(Stored data)
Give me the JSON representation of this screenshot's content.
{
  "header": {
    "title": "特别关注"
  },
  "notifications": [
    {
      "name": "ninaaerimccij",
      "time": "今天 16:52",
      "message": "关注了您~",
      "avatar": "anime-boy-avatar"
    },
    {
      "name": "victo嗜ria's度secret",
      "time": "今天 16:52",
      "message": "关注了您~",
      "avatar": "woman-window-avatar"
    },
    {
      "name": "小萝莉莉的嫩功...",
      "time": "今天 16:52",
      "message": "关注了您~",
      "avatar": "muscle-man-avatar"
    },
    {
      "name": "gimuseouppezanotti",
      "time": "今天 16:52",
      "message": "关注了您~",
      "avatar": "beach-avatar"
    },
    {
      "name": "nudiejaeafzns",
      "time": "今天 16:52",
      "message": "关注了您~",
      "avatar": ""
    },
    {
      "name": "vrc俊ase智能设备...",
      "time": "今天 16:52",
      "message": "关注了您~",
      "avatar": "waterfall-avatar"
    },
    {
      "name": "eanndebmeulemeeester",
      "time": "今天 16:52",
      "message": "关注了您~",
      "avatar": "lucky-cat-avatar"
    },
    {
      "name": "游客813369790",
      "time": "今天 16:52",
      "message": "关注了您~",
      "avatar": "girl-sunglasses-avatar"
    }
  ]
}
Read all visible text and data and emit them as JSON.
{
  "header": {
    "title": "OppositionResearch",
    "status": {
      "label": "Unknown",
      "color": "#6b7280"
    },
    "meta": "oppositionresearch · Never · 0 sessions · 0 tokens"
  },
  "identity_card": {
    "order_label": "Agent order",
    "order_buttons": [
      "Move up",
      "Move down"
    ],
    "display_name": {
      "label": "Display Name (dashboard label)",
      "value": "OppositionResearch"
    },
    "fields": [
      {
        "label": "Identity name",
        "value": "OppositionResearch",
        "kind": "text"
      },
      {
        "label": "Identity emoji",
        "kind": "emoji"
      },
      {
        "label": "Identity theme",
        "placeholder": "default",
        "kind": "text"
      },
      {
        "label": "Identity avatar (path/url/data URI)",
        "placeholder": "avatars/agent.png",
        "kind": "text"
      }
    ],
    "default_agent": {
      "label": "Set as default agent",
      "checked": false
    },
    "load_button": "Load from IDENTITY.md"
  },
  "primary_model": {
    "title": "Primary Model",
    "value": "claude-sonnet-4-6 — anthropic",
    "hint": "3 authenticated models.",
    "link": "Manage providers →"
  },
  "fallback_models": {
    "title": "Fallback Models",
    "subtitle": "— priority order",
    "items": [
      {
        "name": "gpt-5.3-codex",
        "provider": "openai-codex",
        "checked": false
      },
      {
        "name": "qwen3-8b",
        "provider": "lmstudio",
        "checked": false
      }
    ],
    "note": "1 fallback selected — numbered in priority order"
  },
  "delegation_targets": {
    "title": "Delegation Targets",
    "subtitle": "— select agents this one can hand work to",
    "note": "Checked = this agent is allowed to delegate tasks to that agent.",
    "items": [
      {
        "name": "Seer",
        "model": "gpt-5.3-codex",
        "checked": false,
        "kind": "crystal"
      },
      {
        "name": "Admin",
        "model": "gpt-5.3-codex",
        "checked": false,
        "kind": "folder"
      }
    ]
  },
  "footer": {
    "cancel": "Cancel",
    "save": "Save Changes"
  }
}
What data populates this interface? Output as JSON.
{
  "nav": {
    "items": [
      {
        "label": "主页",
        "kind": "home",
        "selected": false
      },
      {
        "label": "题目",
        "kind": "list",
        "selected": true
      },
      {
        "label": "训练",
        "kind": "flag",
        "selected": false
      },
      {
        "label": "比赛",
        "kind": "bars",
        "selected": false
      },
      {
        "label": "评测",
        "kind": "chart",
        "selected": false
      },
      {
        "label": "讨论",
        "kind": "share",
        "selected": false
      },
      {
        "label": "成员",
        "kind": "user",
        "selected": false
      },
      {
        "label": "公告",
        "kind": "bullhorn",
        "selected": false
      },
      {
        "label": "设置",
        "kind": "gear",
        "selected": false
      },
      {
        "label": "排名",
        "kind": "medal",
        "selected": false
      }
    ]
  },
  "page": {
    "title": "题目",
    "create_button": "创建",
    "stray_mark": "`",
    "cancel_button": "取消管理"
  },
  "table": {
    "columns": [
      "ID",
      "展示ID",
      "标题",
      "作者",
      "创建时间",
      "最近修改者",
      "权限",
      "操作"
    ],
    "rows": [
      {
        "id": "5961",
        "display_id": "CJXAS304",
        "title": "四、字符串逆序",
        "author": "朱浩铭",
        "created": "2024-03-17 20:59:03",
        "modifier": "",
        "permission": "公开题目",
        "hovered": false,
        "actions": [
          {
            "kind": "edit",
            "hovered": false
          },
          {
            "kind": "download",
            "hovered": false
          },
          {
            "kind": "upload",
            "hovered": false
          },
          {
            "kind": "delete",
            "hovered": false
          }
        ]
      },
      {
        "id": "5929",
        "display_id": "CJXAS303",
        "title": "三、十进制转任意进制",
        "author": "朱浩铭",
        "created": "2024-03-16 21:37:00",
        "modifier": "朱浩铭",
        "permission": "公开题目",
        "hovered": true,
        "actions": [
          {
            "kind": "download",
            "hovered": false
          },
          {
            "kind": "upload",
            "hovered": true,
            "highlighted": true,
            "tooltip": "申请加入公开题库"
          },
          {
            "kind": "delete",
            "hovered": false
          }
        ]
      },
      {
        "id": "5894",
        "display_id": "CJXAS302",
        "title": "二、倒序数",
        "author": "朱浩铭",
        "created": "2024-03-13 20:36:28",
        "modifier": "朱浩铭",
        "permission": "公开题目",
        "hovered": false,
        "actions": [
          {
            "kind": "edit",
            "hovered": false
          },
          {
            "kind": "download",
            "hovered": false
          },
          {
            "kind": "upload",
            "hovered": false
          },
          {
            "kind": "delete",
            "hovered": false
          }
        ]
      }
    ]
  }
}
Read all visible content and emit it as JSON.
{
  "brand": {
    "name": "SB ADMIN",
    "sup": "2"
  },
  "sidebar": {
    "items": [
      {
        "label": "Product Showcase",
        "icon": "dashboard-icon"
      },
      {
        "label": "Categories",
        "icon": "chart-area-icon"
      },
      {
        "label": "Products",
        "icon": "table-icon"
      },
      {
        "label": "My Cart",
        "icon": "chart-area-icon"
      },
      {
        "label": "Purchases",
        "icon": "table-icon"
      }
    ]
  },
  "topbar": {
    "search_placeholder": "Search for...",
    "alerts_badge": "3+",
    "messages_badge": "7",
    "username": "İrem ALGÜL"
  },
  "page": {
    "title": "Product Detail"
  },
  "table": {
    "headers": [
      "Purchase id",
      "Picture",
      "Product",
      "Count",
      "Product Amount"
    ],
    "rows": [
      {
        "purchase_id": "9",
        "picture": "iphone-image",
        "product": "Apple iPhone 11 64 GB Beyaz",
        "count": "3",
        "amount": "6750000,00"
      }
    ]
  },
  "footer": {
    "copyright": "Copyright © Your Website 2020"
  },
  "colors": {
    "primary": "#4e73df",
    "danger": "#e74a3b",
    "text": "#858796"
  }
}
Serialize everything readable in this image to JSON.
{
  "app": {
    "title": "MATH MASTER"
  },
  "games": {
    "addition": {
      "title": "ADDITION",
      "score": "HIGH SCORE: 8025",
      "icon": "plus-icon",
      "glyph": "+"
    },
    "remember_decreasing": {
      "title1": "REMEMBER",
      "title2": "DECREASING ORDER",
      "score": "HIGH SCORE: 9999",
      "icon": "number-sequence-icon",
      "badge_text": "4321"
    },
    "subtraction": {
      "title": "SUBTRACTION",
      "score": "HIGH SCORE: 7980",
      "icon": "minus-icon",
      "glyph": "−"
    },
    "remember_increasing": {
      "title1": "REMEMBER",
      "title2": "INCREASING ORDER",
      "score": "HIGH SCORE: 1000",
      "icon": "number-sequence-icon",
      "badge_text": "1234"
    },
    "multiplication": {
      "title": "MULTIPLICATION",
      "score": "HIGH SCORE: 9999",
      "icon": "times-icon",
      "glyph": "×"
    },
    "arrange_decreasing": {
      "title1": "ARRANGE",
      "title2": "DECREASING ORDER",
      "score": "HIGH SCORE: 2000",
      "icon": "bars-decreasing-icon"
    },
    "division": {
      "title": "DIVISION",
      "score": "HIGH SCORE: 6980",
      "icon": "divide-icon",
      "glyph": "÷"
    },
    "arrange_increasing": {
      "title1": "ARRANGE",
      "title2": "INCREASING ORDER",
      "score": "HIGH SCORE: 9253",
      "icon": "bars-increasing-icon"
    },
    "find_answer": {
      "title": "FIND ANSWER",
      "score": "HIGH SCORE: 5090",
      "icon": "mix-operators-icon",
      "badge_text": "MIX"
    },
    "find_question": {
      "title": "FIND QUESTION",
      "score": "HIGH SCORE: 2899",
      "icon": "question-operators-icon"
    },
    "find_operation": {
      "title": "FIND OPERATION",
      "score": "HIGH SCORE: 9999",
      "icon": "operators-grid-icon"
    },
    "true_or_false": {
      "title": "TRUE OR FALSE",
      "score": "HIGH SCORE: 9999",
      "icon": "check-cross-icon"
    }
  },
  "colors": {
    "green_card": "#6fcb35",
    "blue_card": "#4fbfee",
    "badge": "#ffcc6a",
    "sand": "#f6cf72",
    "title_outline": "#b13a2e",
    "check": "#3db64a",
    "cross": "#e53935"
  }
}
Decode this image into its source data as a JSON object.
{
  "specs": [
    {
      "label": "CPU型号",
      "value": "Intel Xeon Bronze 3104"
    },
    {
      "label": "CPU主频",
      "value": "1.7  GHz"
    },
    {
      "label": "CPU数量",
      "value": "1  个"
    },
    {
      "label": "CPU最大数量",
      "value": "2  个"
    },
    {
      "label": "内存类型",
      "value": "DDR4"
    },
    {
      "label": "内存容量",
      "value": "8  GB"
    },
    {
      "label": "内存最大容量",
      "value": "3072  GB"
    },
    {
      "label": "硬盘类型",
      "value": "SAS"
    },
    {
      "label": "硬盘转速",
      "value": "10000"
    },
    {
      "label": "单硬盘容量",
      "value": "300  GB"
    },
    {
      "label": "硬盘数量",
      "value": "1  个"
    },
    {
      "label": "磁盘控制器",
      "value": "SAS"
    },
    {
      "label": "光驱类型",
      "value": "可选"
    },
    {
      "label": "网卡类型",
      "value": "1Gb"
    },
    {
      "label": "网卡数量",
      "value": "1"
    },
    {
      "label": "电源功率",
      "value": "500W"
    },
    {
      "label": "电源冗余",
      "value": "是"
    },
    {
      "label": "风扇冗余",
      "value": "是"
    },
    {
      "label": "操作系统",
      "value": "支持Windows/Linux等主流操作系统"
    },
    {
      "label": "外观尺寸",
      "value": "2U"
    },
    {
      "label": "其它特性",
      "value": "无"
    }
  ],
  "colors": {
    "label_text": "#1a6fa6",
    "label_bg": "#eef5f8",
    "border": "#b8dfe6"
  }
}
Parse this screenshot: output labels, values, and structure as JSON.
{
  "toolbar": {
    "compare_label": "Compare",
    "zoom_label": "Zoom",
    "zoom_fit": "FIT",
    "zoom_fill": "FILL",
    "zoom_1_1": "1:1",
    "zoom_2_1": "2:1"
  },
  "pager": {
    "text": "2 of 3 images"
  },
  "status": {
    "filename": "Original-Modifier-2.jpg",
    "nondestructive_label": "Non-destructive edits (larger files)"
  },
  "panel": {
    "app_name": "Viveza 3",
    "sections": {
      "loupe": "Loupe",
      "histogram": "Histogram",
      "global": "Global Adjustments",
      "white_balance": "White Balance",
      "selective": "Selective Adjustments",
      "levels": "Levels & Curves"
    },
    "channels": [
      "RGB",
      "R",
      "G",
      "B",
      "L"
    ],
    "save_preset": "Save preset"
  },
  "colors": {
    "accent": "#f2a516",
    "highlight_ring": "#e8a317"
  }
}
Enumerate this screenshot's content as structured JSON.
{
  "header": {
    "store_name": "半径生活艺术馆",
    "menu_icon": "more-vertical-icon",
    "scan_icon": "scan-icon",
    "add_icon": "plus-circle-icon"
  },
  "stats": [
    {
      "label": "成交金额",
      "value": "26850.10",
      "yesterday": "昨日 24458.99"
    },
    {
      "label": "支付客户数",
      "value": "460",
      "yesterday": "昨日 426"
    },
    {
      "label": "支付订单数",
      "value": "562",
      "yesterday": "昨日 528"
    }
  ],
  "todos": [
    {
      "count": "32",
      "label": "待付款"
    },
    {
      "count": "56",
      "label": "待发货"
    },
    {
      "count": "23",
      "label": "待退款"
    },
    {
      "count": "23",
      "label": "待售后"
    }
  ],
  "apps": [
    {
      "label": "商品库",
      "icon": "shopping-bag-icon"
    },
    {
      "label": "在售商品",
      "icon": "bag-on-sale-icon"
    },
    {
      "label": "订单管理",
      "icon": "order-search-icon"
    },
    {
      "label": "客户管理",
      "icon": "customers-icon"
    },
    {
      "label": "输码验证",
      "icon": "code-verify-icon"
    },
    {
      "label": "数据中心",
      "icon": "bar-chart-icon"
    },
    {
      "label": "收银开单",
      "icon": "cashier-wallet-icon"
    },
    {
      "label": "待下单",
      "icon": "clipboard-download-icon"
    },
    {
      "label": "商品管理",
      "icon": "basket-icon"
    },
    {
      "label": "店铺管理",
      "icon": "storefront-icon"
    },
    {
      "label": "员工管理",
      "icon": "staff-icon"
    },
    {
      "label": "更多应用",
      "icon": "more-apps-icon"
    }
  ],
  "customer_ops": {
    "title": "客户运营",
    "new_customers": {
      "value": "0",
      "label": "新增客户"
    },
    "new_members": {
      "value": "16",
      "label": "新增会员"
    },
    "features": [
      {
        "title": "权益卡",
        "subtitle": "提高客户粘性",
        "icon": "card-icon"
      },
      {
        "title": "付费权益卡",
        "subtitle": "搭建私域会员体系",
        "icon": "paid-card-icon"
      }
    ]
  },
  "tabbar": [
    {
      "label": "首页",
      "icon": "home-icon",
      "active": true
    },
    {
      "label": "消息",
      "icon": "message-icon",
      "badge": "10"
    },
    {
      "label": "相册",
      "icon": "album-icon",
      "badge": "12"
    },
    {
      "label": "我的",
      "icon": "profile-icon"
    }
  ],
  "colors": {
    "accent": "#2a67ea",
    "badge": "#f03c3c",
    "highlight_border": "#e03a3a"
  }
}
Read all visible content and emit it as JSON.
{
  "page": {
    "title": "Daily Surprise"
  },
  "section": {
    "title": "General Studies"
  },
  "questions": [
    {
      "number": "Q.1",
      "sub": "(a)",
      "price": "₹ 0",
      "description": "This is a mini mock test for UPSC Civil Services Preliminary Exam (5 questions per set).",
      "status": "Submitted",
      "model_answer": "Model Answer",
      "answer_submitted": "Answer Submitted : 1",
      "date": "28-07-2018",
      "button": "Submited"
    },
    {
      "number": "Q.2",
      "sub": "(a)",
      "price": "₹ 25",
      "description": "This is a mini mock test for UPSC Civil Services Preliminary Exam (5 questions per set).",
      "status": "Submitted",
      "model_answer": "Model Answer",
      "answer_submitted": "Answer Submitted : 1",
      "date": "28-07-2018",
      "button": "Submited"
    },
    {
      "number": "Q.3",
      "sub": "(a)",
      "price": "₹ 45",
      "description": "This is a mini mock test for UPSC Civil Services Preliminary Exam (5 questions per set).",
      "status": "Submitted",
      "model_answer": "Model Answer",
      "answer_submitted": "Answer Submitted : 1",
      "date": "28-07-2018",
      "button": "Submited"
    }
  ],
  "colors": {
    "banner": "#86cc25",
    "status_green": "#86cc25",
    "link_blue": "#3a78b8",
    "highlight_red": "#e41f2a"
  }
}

Problem to solve —
Compute the number of lines above that contain the string "priority". Reply with that value only.

Solution for this exercise —
2